▶ _WHAT YOU HAVE TO DO_
In the records below, find each line with the word "SSCP" and copy it.

Rows from a figure dataset
- - - - -

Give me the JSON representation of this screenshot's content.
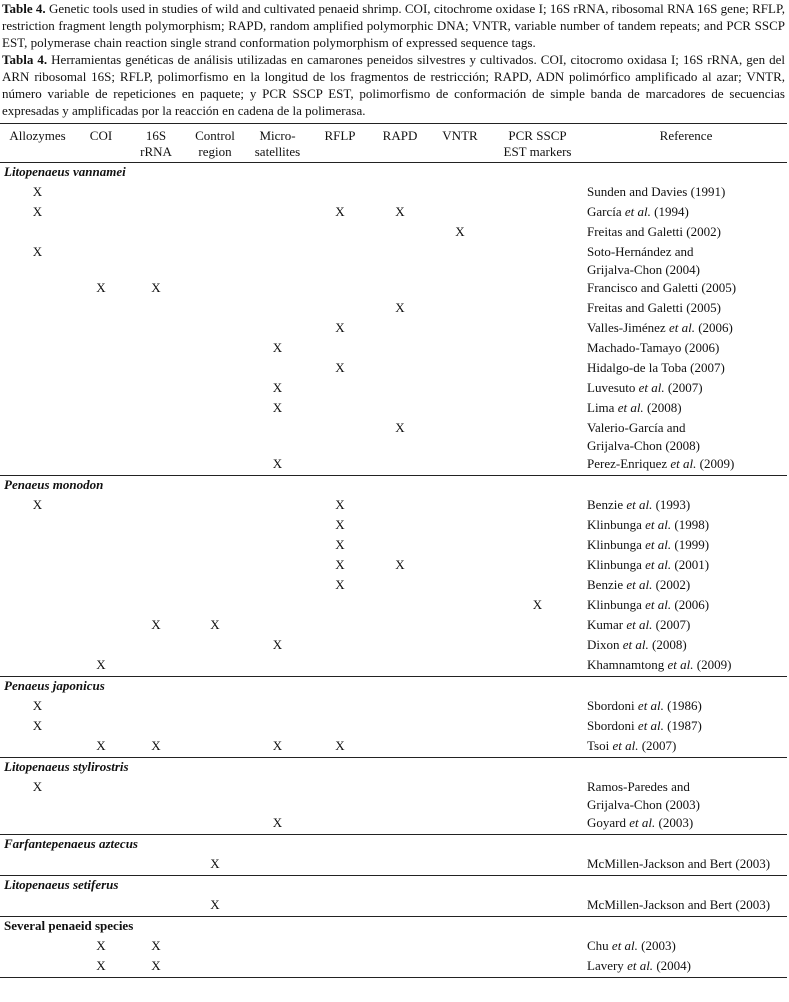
{
  "caption_en": {
    "label": "Table 4.",
    "text": "Genetic tools used in studies of wild and cultivated penaeid shrimp. COI, citochrome oxidase I; 16S rRNA, ribosomal RNA 16S gene; RFLP, restriction fragment length polymorphism; RAPD, random amplified polymorphic DNA; VNTR, variable number of tandem repeats; and PCR SSCP EST, polymerase chain reaction single strand conformation polymorphism of expressed sequence tags."
  },
  "caption_es": {
    "label": "Tabla 4.",
    "text": "Herramientas genéticas de análisis utilizadas en camarones peneidos silvestres y cultivados. COI, citocromo oxidasa I; 16S rRNA, gen del ARN ribosomal 16S; RFLP, polimorfismo en la longitud de los fragmentos de restricción; RAPD, ADN polimórfico amplificado al azar; VNTR, número variable de repeticiones en paquete; y PCR SSCP EST, polimorfismo de conformación de simple banda de marcadores de secuencias expresadas y amplificadas por la reacción en cadena de la polimerasa."
  },
  "table": {
    "headers": [
      "Allozymes",
      "COI",
      "16S\nrRNA",
      "Control\nregion",
      "Micro-\nsatellites",
      "RFLP",
      "RAPD",
      "VNTR",
      "PCR SSCP\nEST markers",
      "Reference"
    ],
    "groups": [
      {
        "species": "Litopenaeus vannamei",
        "italic": true,
        "rows": [
          {
            "cells": [
              "X",
              null,
              null,
              null,
              null,
              null,
              null,
              null,
              null
            ],
            "reference": "Sunden and Davies (1991)"
          },
          {
            "cells": [
              "X",
              null,
              null,
              null,
              null,
              "X",
              "X",
              null,
              null
            ],
            "reference": {
              "author": "García",
              "etal": "et al.",
              "year": "(1994)"
            }
          },
          {
            "cells": [
              null,
              null,
              null,
              null,
              null,
              null,
              null,
              "X",
              null
            ],
            "reference": "Freitas and Galetti (2002)"
          },
          {
            "cells": [
              "X",
              null,
              null,
              null,
              null,
              null,
              null,
              null,
              null
            ],
            "reference": "Soto-Hernández and\nGrijalva-Chon (2004)"
          },
          {
            "cells": [
              null,
              "X",
              "X",
              null,
              null,
              null,
              null,
              null,
              null
            ],
            "reference": "Francisco and Galetti (2005)"
          },
          {
            "cells": [
              null,
              null,
              null,
              null,
              null,
              null,
              "X",
              null,
              null
            ],
            "reference": "Freitas and Galetti (2005)"
          },
          {
            "cells": [
              null,
              null,
              null,
              null,
              null,
              "X",
              null,
              null,
              null
            ],
            "reference": {
              "author": "Valles-Jiménez",
              "etal": "et al.",
              "year": "(2006)"
            }
          },
          {
            "cells": [
              null,
              null,
              null,
              null,
              "X",
              null,
              null,
              null,
              null
            ],
            "reference": "Machado-Tamayo (2006)"
          },
          {
            "cells": [
              null,
              null,
              null,
              null,
              null,
              "X",
              null,
              null,
              null
            ],
            "reference": "Hidalgo-de la Toba (2007)"
          },
          {
            "cells": [
              null,
              null,
              null,
              null,
              "X",
              null,
              null,
              null,
              null
            ],
            "reference": {
              "author": "Luvesuto",
              "etal": "et al.",
              "year": "(2007)"
            }
          },
          {
            "cells": [
              null,
              null,
              null,
              null,
              "X",
              null,
              null,
              null,
              null
            ],
            "reference": {
              "author": "Lima",
              "etal": "et al.",
              "year": "(2008)"
            }
          },
          {
            "cells": [
              null,
              null,
              null,
              null,
              null,
              null,
              "X",
              null,
              null
            ],
            "reference": "Valerio-García and\nGrijalva-Chon (2008)"
          },
          {
            "cells": [
              null,
              null,
              null,
              null,
              "X",
              null,
              null,
              null,
              null
            ],
            "reference": {
              "author": "Perez-Enriquez",
              "etal": "et al.",
              "year": "(2009)"
            }
          }
        ]
      },
      {
        "species": "Penaeus monodon",
        "italic": true,
        "rows": [
          {
            "cells": [
              "X",
              null,
              null,
              null,
              null,
              "X",
              null,
              null,
              null
            ],
            "reference": {
              "author": "Benzie",
              "etal": "et al.",
              "year": "(1993)"
            }
          },
          {
            "cells": [
              null,
              null,
              null,
              null,
              null,
              "X",
              null,
              null,
              null
            ],
            "reference": {
              "author": "Klinbunga",
              "etal": "et al.",
              "year": "(1998)"
            }
          },
          {
            "cells": [
              null,
              null,
              null,
              null,
              null,
              "X",
              null,
              null,
              null
            ],
            "reference": {
              "author": "Klinbunga",
              "etal": "et al.",
              "year": "(1999)"
            }
          },
          {
            "cells": [
              null,
              null,
              null,
              null,
              null,
              "X",
              "X",
              null,
              null
            ],
            "reference": {
              "author": "Klinbunga",
              "etal": "et al.",
              "year": "(2001)"
            }
          },
          {
            "cells": [
              null,
              null,
              null,
              null,
              null,
              "X",
              null,
              null,
              null
            ],
            "reference": {
              "author": "Benzie",
              "etal": "et al.",
              "year": "(2002)"
            }
          },
          {
            "cells": [
              null,
              null,
              null,
              null,
              null,
              null,
              null,
              null,
              "X"
            ],
            "reference": {
              "author": "Klinbunga",
              "etal": "et al.",
              "year": "(2006)"
            }
          },
          {
            "cells": [
              null,
              null,
              "X",
              "X",
              null,
              null,
              null,
              null,
              null
            ],
            "reference": {
              "author": "Kumar",
              "etal": "et al.",
              "year": "(2007)"
            }
          },
          {
            "cells": [
              null,
              null,
              null,
              null,
              "X",
              null,
              null,
              null,
              null
            ],
            "reference": {
              "author": "Dixon",
              "etal": "et al.",
              "year": "(2008)"
            }
          },
          {
            "cells": [
              null,
              "X",
              null,
              null,
              null,
              null,
              null,
              null,
              null
            ],
            "reference": {
              "author": "Khamnamtong",
              "etal": "et al.",
              "year": "(2009)"
            }
          }
        ]
      },
      {
        "species": "Penaeus japonicus",
        "italic": true,
        "rows": [
          {
            "cells": [
              "X",
              null,
              null,
              null,
              null,
              null,
              null,
              null,
              null
            ],
            "reference": {
              "author": "Sbordoni",
              "etal": "et al.",
              "year": "(1986)"
            }
          },
          {
            "cells": [
              "X",
              null,
              null,
              null,
              null,
              null,
              null,
              null,
              null
            ],
            "reference": {
              "author": "Sbordoni",
              "etal": "et al.",
              "year": "(1987)"
            }
          },
          {
            "cells": [
              null,
              "X",
              "X",
              null,
              "X",
              "X",
              null,
              null,
              null
            ],
            "reference": {
              "author": "Tsoi",
              "etal": "et al.",
              "year": "(2007)"
            }
          }
        ]
      },
      {
        "species": "Litopenaeus stylirostris",
        "italic": true,
        "rows": [
          {
            "cells": [
              "X",
              null,
              null,
              null,
              null,
              null,
              null,
              null,
              null
            ],
            "reference": "Ramos-Paredes and\nGrijalva-Chon (2003)"
          },
          {
            "cells": [
              null,
              null,
              null,
              null,
              "X",
              null,
              null,
              null,
              null
            ],
            "reference": {
              "author": "Goyard",
              "etal": "et al.",
              "year": "(2003)"
            }
          }
        ]
      },
      {
        "species": "Farfantepenaeus aztecus",
        "italic": true,
        "rows": [
          {
            "cells": [
              null,
              null,
              null,
              "X",
              null,
              null,
              null,
              null,
              null
            ],
            "reference": "McMillen-Jackson and Bert (2003)"
          }
        ]
      },
      {
        "species": "Litopenaeus setiferus",
        "italic": true,
        "rows": [
          {
            "cells": [
              null,
              null,
              null,
              "X",
              null,
              null,
              null,
              null,
              null
            ],
            "reference": "McMillen-Jackson and Bert (2003)"
          }
        ]
      },
      {
        "species": "Several penaeid species",
        "italic": false,
        "rows": [
          {
            "cells": [
              null,
              "X",
              "X",
              null,
              null,
              null,
              null,
              null,
              null
            ],
            "reference": {
              "author": "Chu",
              "etal": "et al.",
              "year": "(2003)"
            }
          },
          {
            "cells": [
              null,
              "X",
              "X",
              null,
              null,
              null,
              null,
              null,
              null
            ],
            "reference": {
              "author": "Lavery",
              "etal": "et al.",
              "year": "(2004)"
            }
          }
        ]
      }
    ]
  }
}
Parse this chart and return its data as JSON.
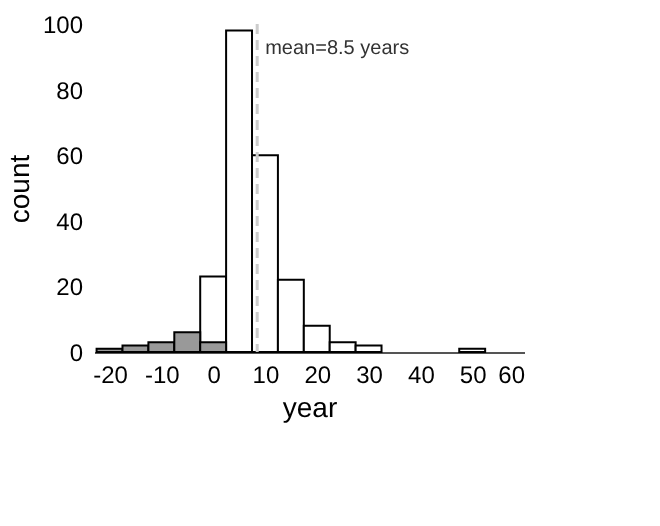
{
  "chart_data": {
    "type": "histogram",
    "xlabel": "year",
    "ylabel": "count",
    "bins": [
      -22.5,
      -17.5,
      -12.5,
      -7.5,
      -2.5,
      2.5,
      7.5,
      12.5,
      17.5,
      22.5,
      27.5,
      32.5,
      37.5,
      42.5,
      47.5,
      52.5
    ],
    "series": [
      {
        "color": "#ffffff",
        "values": [
          null,
          null,
          null,
          null,
          23,
          98,
          60,
          22,
          8,
          3,
          2,
          null,
          null,
          null,
          1
        ]
      },
      {
        "color": "#999999",
        "values": [
          1,
          2,
          3,
          6,
          3,
          null,
          null,
          null,
          null,
          null,
          null,
          null,
          null,
          null,
          null
        ]
      }
    ],
    "xlim": [
      -23,
      60
    ],
    "xticks": [
      -20,
      -10,
      0,
      10,
      20,
      30,
      40,
      50,
      60
    ],
    "ylim": [
      0,
      100
    ],
    "yticks": [
      0,
      20,
      40,
      60,
      80,
      100
    ],
    "ref_lines": [
      {
        "axis": "x",
        "value": 8.5,
        "label": "mean=8.5 years",
        "color": "#cccccc",
        "line_style": "dashed"
      }
    ],
    "grid": false,
    "legend": false
  }
}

- - - - -

▶ _THE COMPLETED TASK_
    "text": "Genetic tools used in studies of wild and cultivated penaeid shrimp. COI, citochrome oxidase I; 16S rRNA, ribosomal RNA 16S gene; RFLP, restriction fragment length polymorphism; RAPD, random amplified polymorphic DNA; VNTR, variable number of tandem repeats; and PCR SSCP EST, polymerase chain reaction single strand conformation polymorphism of expressed sequence tags."
    "text": "Herramientas genéticas de análisis utilizadas en camarones peneidos silvestres y cultivados. COI, citocromo oxidasa I; 16S rRNA, gen del ARN ribosomal 16S; RFLP, polimorfismo en la longitud de los fragmentos de restricción; RAPD, ADN polimórfico amplificado al azar; VNTR, número variable de repeticiones en paquete; y PCR SSCP EST, polimorfismo de conformación de simple banda de marcadores de secuencias expresadas y amplificadas por la reacción en cadena de la polimerasa."
      "PCR SSCP\nEST markers",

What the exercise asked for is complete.